Rows from a figure dataset:
####
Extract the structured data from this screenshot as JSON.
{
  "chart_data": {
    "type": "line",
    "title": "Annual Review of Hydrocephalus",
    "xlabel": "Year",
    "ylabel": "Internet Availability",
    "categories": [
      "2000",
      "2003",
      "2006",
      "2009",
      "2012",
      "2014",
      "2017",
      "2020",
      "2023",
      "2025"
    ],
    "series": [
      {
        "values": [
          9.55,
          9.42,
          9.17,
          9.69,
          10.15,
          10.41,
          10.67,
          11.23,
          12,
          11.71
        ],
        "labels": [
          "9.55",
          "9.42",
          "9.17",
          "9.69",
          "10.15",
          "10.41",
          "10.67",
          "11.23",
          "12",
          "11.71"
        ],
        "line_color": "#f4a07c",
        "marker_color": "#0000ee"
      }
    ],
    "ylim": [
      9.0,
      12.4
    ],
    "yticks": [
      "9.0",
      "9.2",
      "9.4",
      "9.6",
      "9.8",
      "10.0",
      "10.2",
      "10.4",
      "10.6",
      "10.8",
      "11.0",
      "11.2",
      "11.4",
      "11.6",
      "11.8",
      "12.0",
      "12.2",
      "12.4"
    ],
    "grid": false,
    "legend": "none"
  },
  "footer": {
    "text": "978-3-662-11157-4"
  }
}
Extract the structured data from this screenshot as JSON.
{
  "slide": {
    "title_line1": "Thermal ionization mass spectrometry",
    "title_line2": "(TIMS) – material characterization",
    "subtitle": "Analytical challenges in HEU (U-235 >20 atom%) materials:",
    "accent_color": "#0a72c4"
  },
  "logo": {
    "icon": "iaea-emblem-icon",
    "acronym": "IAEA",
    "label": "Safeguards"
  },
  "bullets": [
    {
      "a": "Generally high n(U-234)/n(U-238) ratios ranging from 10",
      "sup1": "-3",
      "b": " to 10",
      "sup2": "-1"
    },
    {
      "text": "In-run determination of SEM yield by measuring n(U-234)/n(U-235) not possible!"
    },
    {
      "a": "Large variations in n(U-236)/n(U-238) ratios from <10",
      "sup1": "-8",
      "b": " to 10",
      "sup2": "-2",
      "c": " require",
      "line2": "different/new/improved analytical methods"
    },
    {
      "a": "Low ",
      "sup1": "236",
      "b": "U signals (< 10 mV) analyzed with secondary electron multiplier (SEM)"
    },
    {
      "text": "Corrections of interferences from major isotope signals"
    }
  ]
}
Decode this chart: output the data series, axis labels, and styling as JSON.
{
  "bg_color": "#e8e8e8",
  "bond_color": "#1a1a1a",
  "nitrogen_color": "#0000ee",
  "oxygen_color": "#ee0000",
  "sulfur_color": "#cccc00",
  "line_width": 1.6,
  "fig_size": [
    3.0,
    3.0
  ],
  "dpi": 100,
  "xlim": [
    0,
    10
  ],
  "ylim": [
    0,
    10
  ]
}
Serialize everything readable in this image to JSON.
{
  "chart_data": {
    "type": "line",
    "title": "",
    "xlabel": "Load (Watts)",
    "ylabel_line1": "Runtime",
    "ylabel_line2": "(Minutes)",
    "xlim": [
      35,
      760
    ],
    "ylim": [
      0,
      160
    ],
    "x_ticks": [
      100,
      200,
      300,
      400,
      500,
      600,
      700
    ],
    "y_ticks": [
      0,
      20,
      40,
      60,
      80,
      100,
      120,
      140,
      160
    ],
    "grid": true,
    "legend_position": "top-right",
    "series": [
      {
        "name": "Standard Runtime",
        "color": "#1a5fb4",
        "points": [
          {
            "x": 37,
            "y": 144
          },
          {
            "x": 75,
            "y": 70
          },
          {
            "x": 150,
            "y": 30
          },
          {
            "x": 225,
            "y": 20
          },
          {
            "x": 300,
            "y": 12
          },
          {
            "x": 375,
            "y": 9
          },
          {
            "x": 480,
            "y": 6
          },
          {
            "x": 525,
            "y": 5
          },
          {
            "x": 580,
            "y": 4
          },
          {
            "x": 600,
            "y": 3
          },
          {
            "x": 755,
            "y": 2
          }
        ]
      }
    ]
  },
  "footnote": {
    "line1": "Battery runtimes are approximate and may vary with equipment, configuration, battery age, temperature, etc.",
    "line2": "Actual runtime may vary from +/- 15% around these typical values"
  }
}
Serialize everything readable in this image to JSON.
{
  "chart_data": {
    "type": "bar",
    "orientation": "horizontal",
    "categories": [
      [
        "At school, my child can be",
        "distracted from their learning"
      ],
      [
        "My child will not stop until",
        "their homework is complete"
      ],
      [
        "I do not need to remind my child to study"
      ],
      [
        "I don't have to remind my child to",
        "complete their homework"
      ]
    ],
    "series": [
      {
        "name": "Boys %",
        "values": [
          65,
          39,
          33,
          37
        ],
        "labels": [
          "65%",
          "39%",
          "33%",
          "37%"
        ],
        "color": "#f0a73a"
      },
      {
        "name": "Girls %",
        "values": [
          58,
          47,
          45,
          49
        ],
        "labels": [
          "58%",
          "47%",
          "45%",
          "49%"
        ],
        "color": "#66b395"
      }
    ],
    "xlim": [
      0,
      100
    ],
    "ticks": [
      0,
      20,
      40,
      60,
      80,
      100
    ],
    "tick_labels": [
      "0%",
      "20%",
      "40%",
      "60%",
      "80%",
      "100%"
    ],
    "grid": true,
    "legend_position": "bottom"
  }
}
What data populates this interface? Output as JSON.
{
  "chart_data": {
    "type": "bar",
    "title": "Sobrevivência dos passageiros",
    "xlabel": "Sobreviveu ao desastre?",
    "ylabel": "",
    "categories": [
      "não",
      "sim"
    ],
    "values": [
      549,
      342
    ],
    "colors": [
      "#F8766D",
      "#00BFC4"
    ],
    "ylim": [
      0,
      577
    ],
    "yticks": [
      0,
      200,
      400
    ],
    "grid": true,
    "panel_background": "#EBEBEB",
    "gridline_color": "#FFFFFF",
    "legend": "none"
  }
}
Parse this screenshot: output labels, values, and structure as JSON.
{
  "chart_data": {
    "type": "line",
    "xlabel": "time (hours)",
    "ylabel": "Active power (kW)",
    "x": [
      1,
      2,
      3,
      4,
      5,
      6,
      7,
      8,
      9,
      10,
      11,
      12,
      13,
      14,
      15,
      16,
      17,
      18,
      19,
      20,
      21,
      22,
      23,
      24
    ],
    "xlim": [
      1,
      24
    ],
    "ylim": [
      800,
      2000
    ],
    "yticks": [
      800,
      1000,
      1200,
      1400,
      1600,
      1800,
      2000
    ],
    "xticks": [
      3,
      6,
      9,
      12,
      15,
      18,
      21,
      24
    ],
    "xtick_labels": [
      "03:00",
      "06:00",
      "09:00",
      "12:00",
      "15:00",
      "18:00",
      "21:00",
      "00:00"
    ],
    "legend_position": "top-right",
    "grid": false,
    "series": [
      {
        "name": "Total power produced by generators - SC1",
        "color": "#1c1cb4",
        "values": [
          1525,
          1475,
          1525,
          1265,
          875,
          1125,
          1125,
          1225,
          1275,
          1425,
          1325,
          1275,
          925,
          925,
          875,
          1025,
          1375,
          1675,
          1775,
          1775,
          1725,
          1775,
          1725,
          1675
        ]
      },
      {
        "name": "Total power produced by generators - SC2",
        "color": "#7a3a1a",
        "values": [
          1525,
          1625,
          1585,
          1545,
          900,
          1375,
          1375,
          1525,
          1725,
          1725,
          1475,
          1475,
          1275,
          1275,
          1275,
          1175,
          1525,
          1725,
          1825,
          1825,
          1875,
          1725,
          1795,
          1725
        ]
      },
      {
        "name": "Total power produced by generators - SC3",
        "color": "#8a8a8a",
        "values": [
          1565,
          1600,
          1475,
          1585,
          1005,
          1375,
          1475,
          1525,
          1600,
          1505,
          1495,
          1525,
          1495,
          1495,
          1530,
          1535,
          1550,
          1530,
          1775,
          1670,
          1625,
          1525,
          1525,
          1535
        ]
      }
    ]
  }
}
####
From the listing above, copy out each line where the word "signals" appears.

(The result):
      "b": "U signals (< 10 mV) analyzed with secondary electron multiplier (SEM)"
      "text": "Corrections of interferences from major isotope signals"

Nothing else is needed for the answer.